→ **What the task requires**:
Scan the records and identify every line in which the string "dream" occurs, then return those lines.

## START Input records

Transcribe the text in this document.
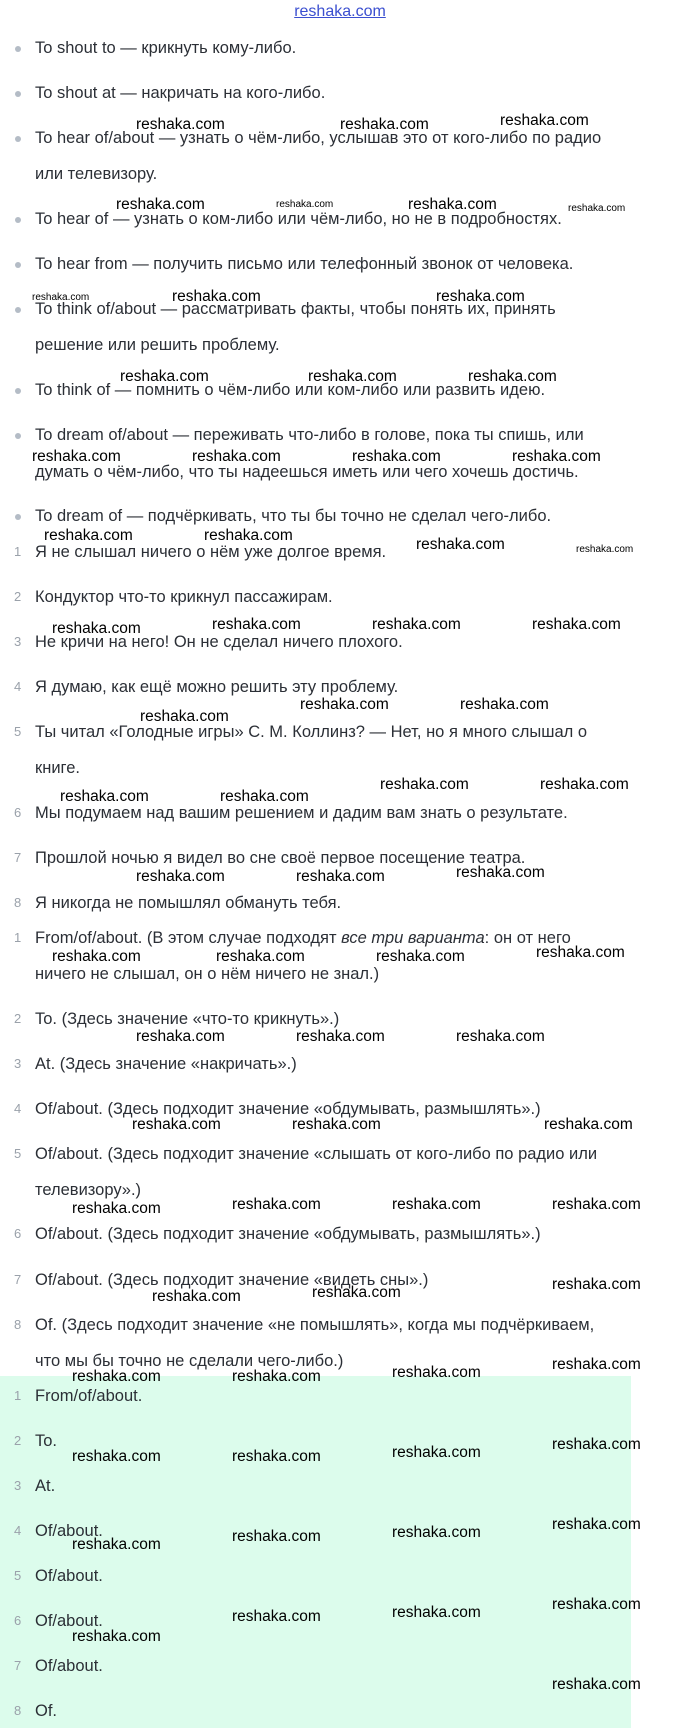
reshaka.com
To shout to — крикнуть кому-либо.
To shout at — накричать на кого-либо.
To hear of/about — узнать о чём-либо, услышав это от кого-либо по радио
или телевизору.
To hear of — узнать о ком-либо или чём-либо, но не в подробностях.
To hear from — получить письмо или телефонный звонок от человека.
To think of/about — рассматривать факты, чтобы понять их, принять
решение или решить проблему.
To think of — помнить о чём-либо или ком-либо или развить идею.
To dream of/about — переживать что-либо в голове, пока ты спишь, или
думать о чём-либо, что ты надеешься иметь или чего хочешь достичь.
To dream of — подчёркивать, что ты бы точно не сделал чего-либо.
1 Я не слышал ничего о нём уже долгое время.
2 Кондуктор что-то крикнул пассажирам.
3 Не кричи на него! Он не сделал ничего плохого.
4 Я думаю, как ещё можно решить эту проблему.
5 Ты читал «Голодные игры» С. М. Коллинз? — Нет, но я много слышал о
книге.
6 Мы подумаем над вашим решением и дадим вам знать о результате.
7 Прошлой ночью я видел во сне своё первое посещение театра.
8 Я никогда не помышлял обмануть тебя.
1 From/of/about. (В этом случае подходят все три варианта: он от него
ничего не слышал, он о нём ничего не знал.)
2 To. (Здесь значение «что-то крикнуть».)
3 At. (Здесь значение «накричать».)
4 Of/about. (Здесь подходит значение «обдумывать, размышлять».)
5 Of/about. (Здесь подходит значение «слышать от кого-либо по радио или
телевизору».)
6 Of/about. (Здесь подходит значение «обдумывать, размышлять».)
7 Of/about. (Здесь подходит значение «видеть сны».)
8 Of. (Здесь подходит значение «не помышлять», когда мы подчёркиваем,
что мы бы точно не сделали чего-либо.)
1 From/of/about.
2 To.
3 At.
4 Of/about.
5 Of/about.
6 Of/about.
7 Of/about.
8 Of.
reshaka.com	reshaka.com	reshaka.com
reshaka.com	reshaka.com	reshaka.com	reshaka.com
reshaka.com	reshaka.com	reshaka.com
reshaka.com	reshaka.com	reshaka.com
reshaka.com	reshaka.com	reshaka.com	reshaka.com
reshaka.com	reshaka.com
reshaka.com	reshaka.com
reshaka.com	reshaka.com	reshaka.com	reshaka.com
reshaka.com
reshaka.com	reshaka.com
reshaka.com	reshaka.com
reshaka.com	reshaka.com
reshaka.com	reshaka.com	reshaka.com
reshaka.com	reshaka.com	reshaka.com	reshaka.com
reshaka.com	reshaka.com	reshaka.com
reshaka.com	reshaka.com	reshaka.com
reshaka.com	reshaka.com	reshaka.com	reshaka.com
reshaka.com	reshaka.com	reshaka.com
reshaka.com	reshaka.com	reshaka.com	reshaka.com
reshaka.com	reshaka.com	reshaka.com	reshaka.com
reshaka.com	reshaka.com	reshaka.com	reshaka.com
reshaka.com	reshaka.com	reshaka.com
reshaka.com
reshaka.com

## END Input records

→ **Written answer**:
To dream of/about — переживать что-либо в голове, пока ты спишь, или
To dream of — подчёркивать, что ты бы точно не сделал чего-либо.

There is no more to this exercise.